§ Task instructions
Repeat every line of the material, character for character.

§ Task input

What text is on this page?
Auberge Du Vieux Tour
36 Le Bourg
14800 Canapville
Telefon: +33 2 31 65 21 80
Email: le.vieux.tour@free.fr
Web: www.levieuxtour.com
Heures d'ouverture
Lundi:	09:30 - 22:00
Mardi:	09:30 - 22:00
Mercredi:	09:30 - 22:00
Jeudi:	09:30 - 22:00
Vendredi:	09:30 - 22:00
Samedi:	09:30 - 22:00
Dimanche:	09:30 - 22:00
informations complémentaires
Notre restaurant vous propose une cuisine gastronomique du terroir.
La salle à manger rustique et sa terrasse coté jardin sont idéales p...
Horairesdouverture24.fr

§ Exercise output
What text is on this page?
Auberge Du Vieux Tour
36 Le Bourg
14800 Canapville
Telefon: +33 2 31 65 21 80
Email: le.vieux.tour@free.fr
Web: www.levieuxtour.com
Heures d'ouverture
Lundi:	09:30 - 22:00
Mardi:	09:30 - 22:00
Mercredi:	09:30 - 22:00
Jeudi:	09:30 - 22:00
Vendredi:	09:30 - 22:00
Samedi:	09:30 - 22:00
Dimanche:	09:30 - 22:00
informations complémentaires
Notre restaurant vous propose une cuisine gastronomique du terroir.
La salle à manger rustique et sa terrasse coté jardin sont idéales p...
Horairesdouverture24.fr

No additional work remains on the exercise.